DATA TO PROCESS:
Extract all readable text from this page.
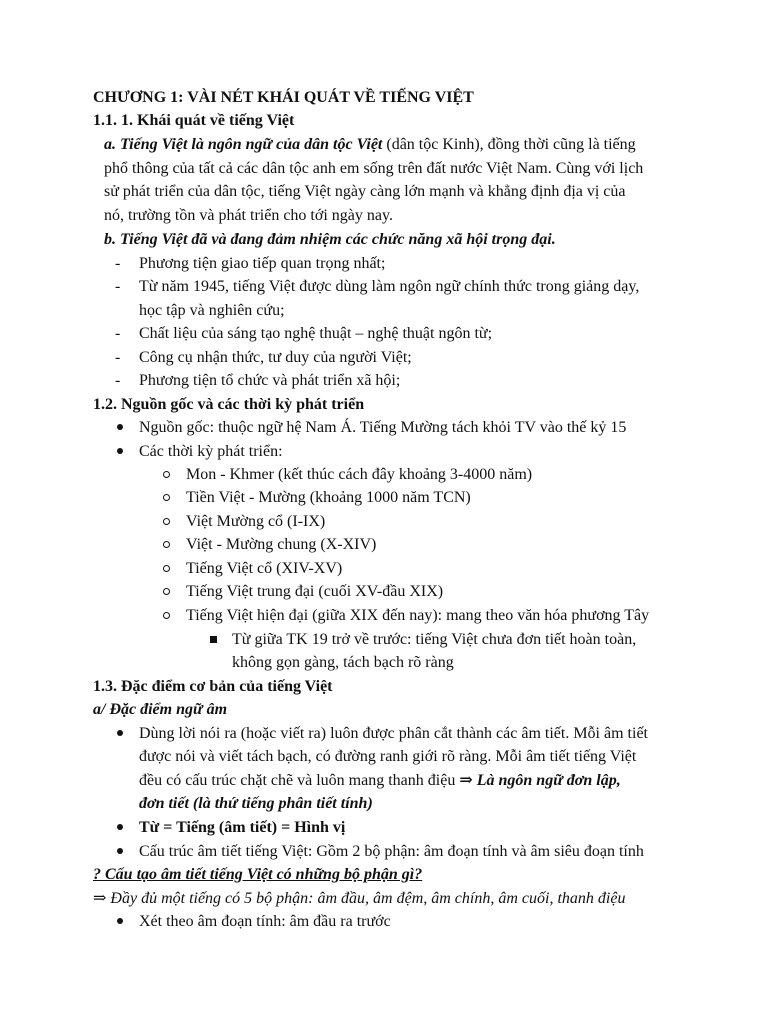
CHƯƠNG 1: VÀI NÉT KHÁI QUÁT VỀ TIẾNG VIỆT
1.1. 1. Khái quát về tiếng Việt
a. Tiếng Việt là ngôn ngữ của dân tộc Việt (dân tộc Kinh), đồng thời cũng là tiếng
phổ thông của tất cả các dân tộc anh em sống trên đất nước Việt Nam. Cùng với lịch
sử phát triển của dân tộc, tiếng Việt ngày càng lớn mạnh và khẳng định địa vị của
nó, trường tồn và phát triển cho tới ngày nay.
b. Tiếng Việt đã và đang đảm nhiệm các chức năng xã hội trọng đại.
-	Phương tiện giao tiếp quan trọng nhất;
-	Từ năm 1945, tiếng Việt được dùng làm ngôn ngữ chính thức trong giảng dạy,
học tập và nghiên cứu;
-	Chất liệu của sáng tạo nghệ thuật – nghệ thuật ngôn từ;
-	Công cụ nhận thức, tư duy của người Việt;
-	Phương tiện tổ chức và phát triển xã hội;
1.2. Nguồn gốc và các thời kỳ phát triển
Nguồn gốc: thuộc ngữ hệ Nam Á. Tiếng Mường tách khỏi TV vào thế kỷ 15
Các thời kỳ phát triển:
Mon - Khmer (kết thúc cách đây khoảng 3-4000 năm)
Tiền Việt - Mường (khoảng 1000 năm TCN)
Việt Mường cổ (I-IX)
Việt - Mường chung (X-XIV)
Tiếng Việt cổ (XIV-XV)
Tiếng Việt trung đại (cuối XV-đầu XIX)
Tiếng Việt hiện đại (giữa XIX đến nay): mang theo văn hóa phương Tây
Từ giữa TK 19 trở về trước: tiếng Việt chưa đơn tiết hoàn toàn,
không gọn gàng, tách bạch rõ ràng
1.3. Đặc điểm cơ bản của tiếng Việt
a/ Đặc điểm ngữ âm
Dùng lời nói ra (hoặc viết ra) luôn được phân cắt thành các âm tiết. Mỗi âm tiết
được nói và viết tách bạch, có đường ranh giới rõ ràng. Mỗi âm tiết tiếng Việt
đều có cấu trúc chặt chẽ và luôn mang thanh điệu ⇒ Là ngôn ngữ đơn lập,
đơn tiết (là thứ tiếng phân tiết tính)
Từ = Tiếng (âm tiết) = Hình vị
Cấu trúc âm tiết tiếng Việt: Gồm 2 bộ phận: âm đoạn tính và âm siêu đoạn tính
? Cấu tạo âm tiết tiếng Việt có những bộ phận gì?
⇒ Đầy đủ một tiếng có 5 bộ phận: âm đầu, âm đệm, âm chính, âm cuối, thanh điệu
Xét theo âm đoạn tính: âm đầu ra trước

SET TASK: Print the whole listing above once more, word for word, without its pictures.

SOLUTION TO THIS EXERCISE:
Extract all readable text from this page.
CHƯƠNG 1: VÀI NÉT KHÁI QUÁT VỀ TIẾNG VIỆT
1.1. 1. Khái quát về tiếng Việt
a. Tiếng Việt là ngôn ngữ của dân tộc Việt (dân tộc Kinh), đồng thời cũng là tiếng
phổ thông của tất cả các dân tộc anh em sống trên đất nước Việt Nam. Cùng với lịch
sử phát triển của dân tộc, tiếng Việt ngày càng lớn mạnh và khẳng định địa vị của
nó, trường tồn và phát triển cho tới ngày nay.
b. Tiếng Việt đã và đang đảm nhiệm các chức năng xã hội trọng đại.
-	Phương tiện giao tiếp quan trọng nhất;
-	Từ năm 1945, tiếng Việt được dùng làm ngôn ngữ chính thức trong giảng dạy,
học tập và nghiên cứu;
-	Chất liệu của sáng tạo nghệ thuật – nghệ thuật ngôn từ;
-	Công cụ nhận thức, tư duy của người Việt;
-	Phương tiện tổ chức và phát triển xã hội;
1.2. Nguồn gốc và các thời kỳ phát triển
Nguồn gốc: thuộc ngữ hệ Nam Á. Tiếng Mường tách khỏi TV vào thế kỷ 15
Các thời kỳ phát triển:
Mon - Khmer (kết thúc cách đây khoảng 3-4000 năm)
Tiền Việt - Mường (khoảng 1000 năm TCN)
Việt Mường cổ (I-IX)
Việt - Mường chung (X-XIV)
Tiếng Việt cổ (XIV-XV)
Tiếng Việt trung đại (cuối XV-đầu XIX)
Tiếng Việt hiện đại (giữa XIX đến nay): mang theo văn hóa phương Tây
Từ giữa TK 19 trở về trước: tiếng Việt chưa đơn tiết hoàn toàn,
không gọn gàng, tách bạch rõ ràng
1.3. Đặc điểm cơ bản của tiếng Việt
a/ Đặc điểm ngữ âm
Dùng lời nói ra (hoặc viết ra) luôn được phân cắt thành các âm tiết. Mỗi âm tiết
được nói và viết tách bạch, có đường ranh giới rõ ràng. Mỗi âm tiết tiếng Việt
đều có cấu trúc chặt chẽ và luôn mang thanh điệu ⇒ Là ngôn ngữ đơn lập,
đơn tiết (là thứ tiếng phân tiết tính)
Từ = Tiếng (âm tiết) = Hình vị
Cấu trúc âm tiết tiếng Việt: Gồm 2 bộ phận: âm đoạn tính và âm siêu đoạn tính
? Cấu tạo âm tiết tiếng Việt có những bộ phận gì?
⇒ Đầy đủ một tiếng có 5 bộ phận: âm đầu, âm đệm, âm chính, âm cuối, thanh điệu
Xét theo âm đoạn tính: âm đầu ra trước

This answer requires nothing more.